• _Exercise description_: The page below is about renewing local churches. Using only what it says, explain in one to three sentences why the Ministries Committee offered the report Equipping the Saints to the General Assembly.

======== Page ========

The congregation’s life was illuminated by stories from the Anglican and
URC ministers, both released to focus on the ecumenical church project,
and by the resident Youth Worker. They were helped by a Powerpoint
presentation with contemporary music and by contributions from the two
youngsters’ groups also meeting that evening. The church was growing and
growing younger, thinking hard about adding new ways of reaching their
community and planning a major buildings development.
So what were the
key ingredients behind the transformation? They included:
-
a willingness
to give thanks for historic patterns and leave them behind
-
rethinking
how to connect to people under 50
-
offering
children’s activities on weekdays not Sundays
-
pooling
resources with the parish church
-
a District
Council prepared to think strategically and back a vision with tough
decisions about ministerial deployment
-
large
helpings of prayer and hard work.
equipping the saints in
local churches
When the
Ministries Committee offered to last year’s General Assembly the report
Equipping the Saints as part of the Catch the Vision process, our aim
was to help the transformation of local churches. Assembly responded by
immediately sending two recommendations to all local congregations for
action. They encouraged each local church to assess how far its
activities were connecting with its community. They especially urged
churches to think about how far church activities were equipping members
for Christian witness in all the places they go outside the church
buildings. Many churches have now told us how they responded to this
challenge from Assembly.
Of course there
are many Chathams who have been immersed in such rethinking since long
before 2004. We have been encouraged to hear of many more places where
Equipping the Saints has given a new impetus to wrestling with these
questions, and not always by holding traditional meetings. In Annan URC
in Scotland, for example, a word search was put in the church magazine
to stimulate ideas.

======== Given data ========

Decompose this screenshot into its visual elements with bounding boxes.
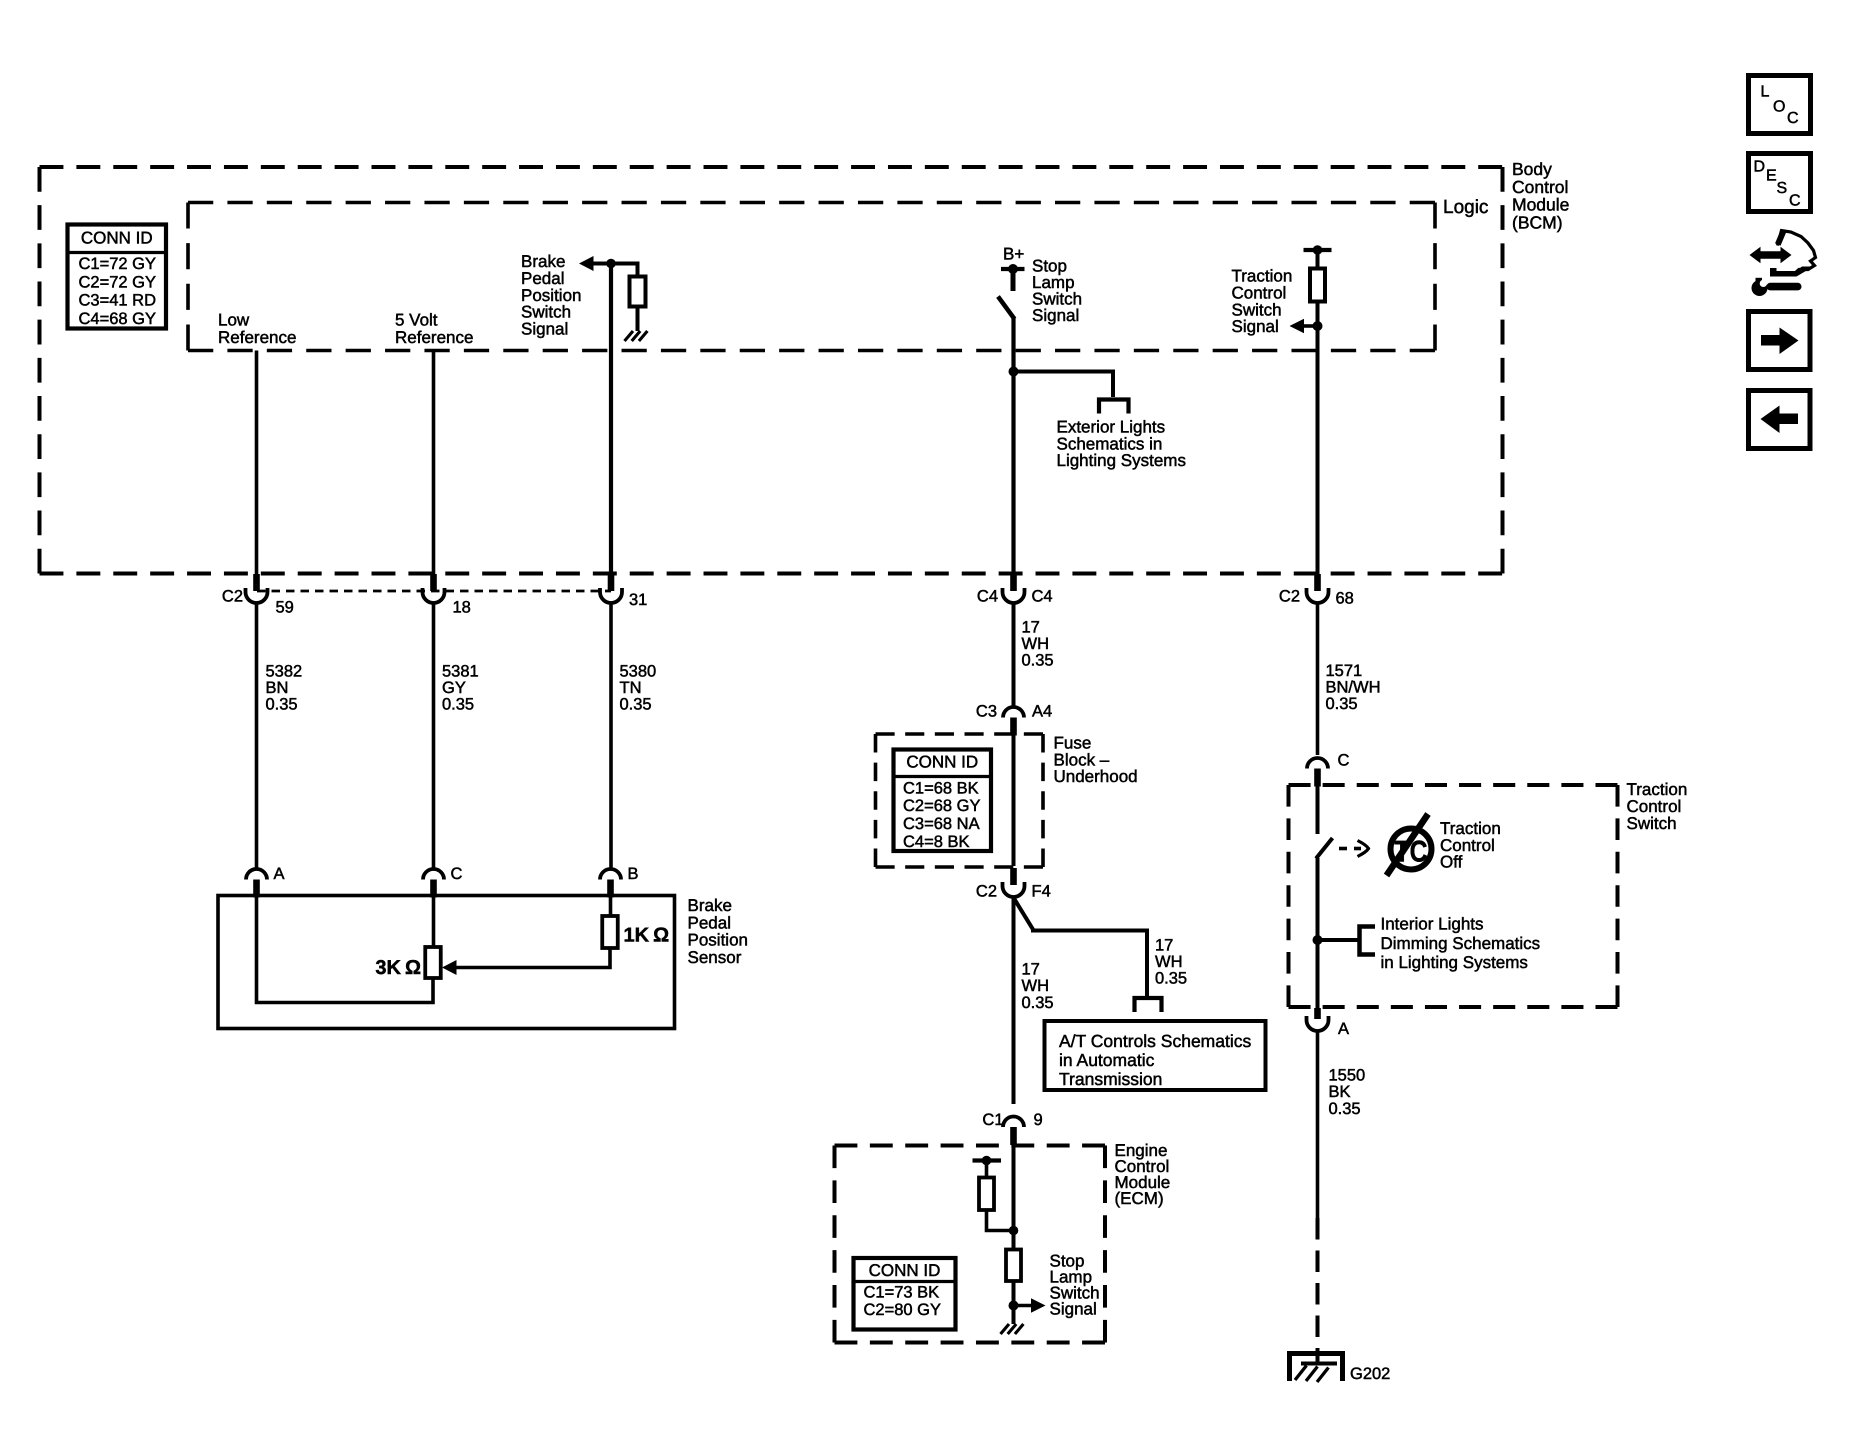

========

• _The output_: The Ministries Committee offered the report as part of the Catch the Vision process. Its aim was to help local churches be transformed.